Task to complete
From the listing below, select every line where the word "signal" appears.

The input
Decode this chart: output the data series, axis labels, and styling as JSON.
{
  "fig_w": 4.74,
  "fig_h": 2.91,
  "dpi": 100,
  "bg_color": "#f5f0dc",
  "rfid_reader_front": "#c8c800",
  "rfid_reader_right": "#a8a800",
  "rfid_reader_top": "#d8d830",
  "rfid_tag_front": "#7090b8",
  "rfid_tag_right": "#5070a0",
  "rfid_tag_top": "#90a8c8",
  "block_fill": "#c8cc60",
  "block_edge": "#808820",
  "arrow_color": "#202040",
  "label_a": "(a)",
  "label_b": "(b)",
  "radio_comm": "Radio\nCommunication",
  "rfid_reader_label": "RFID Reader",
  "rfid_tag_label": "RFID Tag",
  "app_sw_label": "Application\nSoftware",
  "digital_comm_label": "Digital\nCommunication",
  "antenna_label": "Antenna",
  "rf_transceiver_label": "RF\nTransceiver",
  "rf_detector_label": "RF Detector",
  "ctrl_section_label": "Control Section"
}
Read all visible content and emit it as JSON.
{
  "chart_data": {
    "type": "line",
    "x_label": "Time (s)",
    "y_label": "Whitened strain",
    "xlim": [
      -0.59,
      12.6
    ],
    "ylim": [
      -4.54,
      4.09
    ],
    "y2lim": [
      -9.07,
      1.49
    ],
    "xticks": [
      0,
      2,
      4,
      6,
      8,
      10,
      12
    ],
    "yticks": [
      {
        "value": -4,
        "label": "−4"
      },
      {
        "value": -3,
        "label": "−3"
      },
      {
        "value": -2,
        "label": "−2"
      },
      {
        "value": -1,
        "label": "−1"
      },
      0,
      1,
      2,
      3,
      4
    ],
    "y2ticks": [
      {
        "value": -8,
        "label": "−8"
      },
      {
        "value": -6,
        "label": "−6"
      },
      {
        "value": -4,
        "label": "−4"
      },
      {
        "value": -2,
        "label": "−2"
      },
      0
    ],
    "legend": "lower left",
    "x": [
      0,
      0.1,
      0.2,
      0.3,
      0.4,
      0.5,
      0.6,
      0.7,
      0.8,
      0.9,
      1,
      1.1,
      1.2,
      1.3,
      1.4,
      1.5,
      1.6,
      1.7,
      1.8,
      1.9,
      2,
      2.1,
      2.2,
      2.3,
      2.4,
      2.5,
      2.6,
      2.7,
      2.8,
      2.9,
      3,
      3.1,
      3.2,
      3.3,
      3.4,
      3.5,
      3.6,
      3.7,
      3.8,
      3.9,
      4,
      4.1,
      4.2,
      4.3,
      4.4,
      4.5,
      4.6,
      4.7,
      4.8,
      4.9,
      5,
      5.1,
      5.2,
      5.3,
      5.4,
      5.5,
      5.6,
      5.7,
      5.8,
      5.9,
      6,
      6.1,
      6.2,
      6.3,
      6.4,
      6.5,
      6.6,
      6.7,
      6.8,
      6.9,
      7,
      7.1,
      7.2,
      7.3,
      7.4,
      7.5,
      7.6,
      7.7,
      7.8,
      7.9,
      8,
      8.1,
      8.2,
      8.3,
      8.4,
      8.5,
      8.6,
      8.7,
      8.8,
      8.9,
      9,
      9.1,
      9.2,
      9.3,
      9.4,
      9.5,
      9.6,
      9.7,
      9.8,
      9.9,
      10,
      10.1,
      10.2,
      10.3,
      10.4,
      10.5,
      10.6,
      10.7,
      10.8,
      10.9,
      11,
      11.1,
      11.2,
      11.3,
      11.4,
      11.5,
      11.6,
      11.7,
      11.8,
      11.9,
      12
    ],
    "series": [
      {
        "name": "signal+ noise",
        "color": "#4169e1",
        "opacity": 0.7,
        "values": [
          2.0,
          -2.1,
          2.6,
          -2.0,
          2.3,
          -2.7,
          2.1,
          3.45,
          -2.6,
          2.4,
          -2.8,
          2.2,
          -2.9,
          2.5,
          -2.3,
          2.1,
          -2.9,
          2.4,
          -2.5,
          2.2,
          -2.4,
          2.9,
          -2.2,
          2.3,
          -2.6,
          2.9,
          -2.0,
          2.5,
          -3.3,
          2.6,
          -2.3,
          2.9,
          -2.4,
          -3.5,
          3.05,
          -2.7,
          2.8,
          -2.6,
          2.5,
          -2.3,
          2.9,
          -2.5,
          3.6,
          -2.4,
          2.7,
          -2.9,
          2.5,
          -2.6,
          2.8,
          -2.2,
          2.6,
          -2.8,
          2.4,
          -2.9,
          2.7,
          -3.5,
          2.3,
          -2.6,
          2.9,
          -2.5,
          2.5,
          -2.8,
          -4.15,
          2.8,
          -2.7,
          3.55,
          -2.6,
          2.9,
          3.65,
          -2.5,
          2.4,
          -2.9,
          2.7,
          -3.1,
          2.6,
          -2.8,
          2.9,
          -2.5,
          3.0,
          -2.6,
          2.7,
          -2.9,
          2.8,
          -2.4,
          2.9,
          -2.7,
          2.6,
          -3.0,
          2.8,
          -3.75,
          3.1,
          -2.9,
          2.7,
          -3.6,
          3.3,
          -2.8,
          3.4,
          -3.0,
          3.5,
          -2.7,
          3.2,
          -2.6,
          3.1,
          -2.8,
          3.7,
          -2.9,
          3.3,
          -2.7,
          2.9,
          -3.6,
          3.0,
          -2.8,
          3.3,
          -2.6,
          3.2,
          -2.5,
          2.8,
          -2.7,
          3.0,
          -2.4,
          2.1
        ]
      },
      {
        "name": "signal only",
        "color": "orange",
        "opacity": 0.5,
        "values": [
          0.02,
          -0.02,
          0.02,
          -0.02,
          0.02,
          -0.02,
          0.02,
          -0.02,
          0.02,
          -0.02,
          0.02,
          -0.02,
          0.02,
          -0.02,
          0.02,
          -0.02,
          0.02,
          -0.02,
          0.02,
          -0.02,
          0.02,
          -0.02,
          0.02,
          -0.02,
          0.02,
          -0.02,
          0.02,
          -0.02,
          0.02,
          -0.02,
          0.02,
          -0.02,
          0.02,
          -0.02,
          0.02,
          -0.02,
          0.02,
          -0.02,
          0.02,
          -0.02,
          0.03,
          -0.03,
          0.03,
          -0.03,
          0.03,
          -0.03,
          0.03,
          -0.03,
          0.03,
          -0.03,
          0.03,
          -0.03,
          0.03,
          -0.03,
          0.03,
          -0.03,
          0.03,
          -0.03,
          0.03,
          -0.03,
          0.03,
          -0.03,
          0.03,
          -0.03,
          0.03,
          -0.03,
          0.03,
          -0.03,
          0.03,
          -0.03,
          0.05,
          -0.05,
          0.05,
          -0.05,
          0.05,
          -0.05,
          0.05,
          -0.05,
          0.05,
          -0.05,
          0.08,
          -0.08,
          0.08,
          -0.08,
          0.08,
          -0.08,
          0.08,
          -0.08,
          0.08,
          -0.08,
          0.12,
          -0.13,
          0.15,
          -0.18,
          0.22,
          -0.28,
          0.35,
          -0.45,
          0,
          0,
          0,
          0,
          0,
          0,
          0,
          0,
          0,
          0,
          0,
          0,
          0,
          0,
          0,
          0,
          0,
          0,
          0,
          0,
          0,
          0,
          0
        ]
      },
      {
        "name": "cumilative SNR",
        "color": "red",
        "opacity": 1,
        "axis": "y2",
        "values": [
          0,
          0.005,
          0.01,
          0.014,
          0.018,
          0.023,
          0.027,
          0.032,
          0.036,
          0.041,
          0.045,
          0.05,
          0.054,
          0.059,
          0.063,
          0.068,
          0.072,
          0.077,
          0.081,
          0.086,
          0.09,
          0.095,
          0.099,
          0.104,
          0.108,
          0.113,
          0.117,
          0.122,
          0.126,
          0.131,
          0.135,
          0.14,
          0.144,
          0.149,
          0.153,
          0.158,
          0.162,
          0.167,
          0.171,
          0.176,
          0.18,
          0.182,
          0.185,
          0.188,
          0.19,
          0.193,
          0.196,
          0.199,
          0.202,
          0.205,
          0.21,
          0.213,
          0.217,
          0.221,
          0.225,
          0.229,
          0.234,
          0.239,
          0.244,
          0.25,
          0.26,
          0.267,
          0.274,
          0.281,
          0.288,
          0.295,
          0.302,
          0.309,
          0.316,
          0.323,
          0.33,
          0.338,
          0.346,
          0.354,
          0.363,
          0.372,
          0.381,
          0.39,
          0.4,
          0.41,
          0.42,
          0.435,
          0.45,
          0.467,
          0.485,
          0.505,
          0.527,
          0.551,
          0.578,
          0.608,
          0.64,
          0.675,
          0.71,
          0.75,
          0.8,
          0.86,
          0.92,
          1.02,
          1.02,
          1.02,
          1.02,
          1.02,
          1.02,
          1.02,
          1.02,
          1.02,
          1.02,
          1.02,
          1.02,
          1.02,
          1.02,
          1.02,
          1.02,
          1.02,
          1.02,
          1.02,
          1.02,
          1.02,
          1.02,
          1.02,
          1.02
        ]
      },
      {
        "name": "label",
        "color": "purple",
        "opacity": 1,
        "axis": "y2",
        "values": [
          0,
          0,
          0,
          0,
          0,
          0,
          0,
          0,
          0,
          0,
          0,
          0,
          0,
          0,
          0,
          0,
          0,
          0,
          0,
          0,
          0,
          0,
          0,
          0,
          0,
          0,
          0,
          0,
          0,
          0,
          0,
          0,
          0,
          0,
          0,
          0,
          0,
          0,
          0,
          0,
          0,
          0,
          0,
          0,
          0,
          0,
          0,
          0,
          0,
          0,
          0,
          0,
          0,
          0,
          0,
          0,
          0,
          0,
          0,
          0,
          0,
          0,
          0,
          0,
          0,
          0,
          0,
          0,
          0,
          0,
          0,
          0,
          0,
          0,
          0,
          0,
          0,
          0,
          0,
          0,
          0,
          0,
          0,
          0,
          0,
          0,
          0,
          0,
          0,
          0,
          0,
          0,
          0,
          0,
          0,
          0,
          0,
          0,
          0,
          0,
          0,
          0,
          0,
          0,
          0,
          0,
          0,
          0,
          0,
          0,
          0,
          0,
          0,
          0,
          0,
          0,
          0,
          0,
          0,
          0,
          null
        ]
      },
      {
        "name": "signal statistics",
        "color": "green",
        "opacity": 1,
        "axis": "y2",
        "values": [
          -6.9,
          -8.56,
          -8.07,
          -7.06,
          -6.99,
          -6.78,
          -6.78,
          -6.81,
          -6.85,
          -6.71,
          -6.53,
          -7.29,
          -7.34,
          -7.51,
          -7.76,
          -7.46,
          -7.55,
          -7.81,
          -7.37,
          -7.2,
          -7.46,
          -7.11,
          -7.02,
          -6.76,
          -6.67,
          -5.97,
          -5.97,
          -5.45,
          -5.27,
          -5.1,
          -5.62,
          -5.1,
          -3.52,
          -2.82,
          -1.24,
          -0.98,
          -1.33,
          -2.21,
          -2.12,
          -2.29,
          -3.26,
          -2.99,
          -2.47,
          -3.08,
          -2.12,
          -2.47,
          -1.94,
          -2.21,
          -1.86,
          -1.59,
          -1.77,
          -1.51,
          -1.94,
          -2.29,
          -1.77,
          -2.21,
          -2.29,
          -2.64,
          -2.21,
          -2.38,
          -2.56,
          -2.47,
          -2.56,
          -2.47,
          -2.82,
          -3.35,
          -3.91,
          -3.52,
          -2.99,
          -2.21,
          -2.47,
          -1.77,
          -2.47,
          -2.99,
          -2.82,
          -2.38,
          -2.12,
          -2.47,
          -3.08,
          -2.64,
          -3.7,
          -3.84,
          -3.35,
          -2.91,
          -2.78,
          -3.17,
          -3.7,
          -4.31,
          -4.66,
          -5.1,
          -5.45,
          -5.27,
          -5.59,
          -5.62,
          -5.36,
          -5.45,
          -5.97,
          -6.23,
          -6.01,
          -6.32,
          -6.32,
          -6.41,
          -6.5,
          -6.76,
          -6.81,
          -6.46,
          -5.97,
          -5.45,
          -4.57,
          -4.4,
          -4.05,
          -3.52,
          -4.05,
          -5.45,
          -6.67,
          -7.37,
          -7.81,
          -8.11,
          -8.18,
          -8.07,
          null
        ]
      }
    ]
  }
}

Completed exercise
        "name": "signal+ noise",
        "name": "signal only",
        "name": "signal statistics",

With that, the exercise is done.